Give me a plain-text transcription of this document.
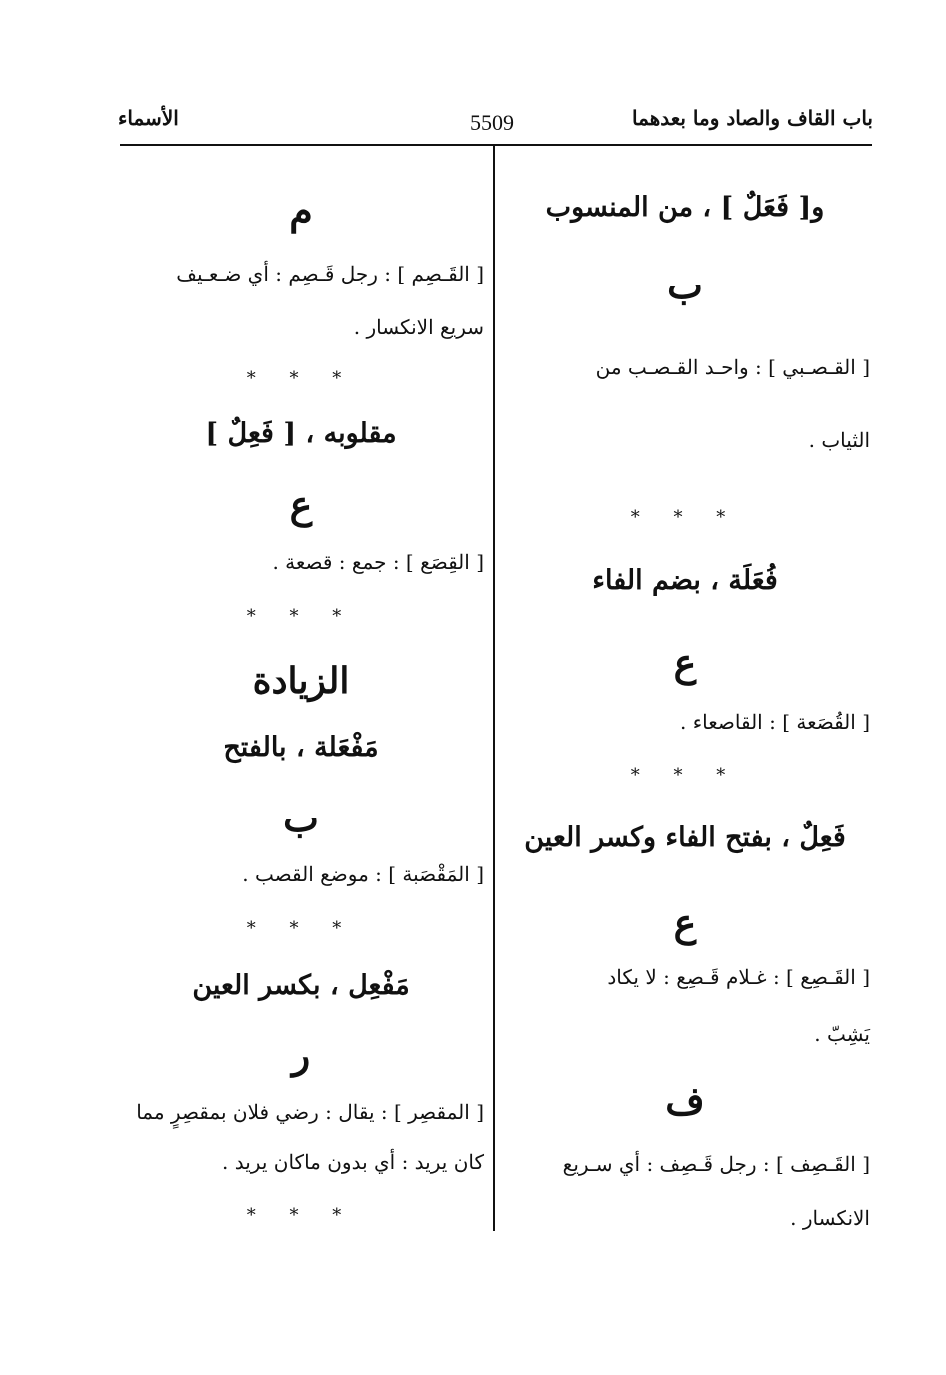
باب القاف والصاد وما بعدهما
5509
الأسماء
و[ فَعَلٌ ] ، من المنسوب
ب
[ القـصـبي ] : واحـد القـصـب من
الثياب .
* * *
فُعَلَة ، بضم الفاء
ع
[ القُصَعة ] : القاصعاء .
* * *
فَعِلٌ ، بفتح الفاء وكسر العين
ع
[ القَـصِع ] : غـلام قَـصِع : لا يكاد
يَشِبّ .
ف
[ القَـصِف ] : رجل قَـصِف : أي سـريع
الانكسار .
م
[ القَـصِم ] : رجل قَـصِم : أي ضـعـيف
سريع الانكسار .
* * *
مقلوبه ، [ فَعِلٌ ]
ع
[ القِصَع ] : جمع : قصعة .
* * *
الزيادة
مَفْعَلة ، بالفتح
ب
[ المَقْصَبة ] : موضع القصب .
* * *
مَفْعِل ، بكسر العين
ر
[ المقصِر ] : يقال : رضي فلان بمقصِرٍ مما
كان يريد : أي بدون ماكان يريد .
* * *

——————

TASK DIRECTIONS: Your copy should match the records word for word, with the pictures removed.

PROBLEM SOLUTION:
Give me a plain-text transcription of this document.
باب القاف والصاد وما بعدهما
5509
الأسماء
و[ فَعَلٌ ] ، من المنسوب
ب
[ القـصـبي ] : واحـد القـصـب من
الثياب .
* * *
فُعَلَة ، بضم الفاء
ع
[ القُصَعة ] : القاصعاء .
* * *
فَعِلٌ ، بفتح الفاء وكسر العين
ع
[ القَـصِع ] : غـلام قَـصِع : لا يكاد
يَشِبّ .
ف
[ القَـصِف ] : رجل قَـصِف : أي سـريع
الانكسار .
م
[ القَـصِم ] : رجل قَـصِم : أي ضـعـيف
سريع الانكسار .
* * *
مقلوبه ، [ فَعِلٌ ]
ع
[ القِصَع ] : جمع : قصعة .
* * *
الزيادة
مَفْعَلة ، بالفتح
ب
[ المَقْصَبة ] : موضع القصب .
* * *
مَفْعِل ، بكسر العين
ر
[ المقصِر ] : يقال : رضي فلان بمقصِرٍ مما
كان يريد : أي بدون ماكان يريد .
* * *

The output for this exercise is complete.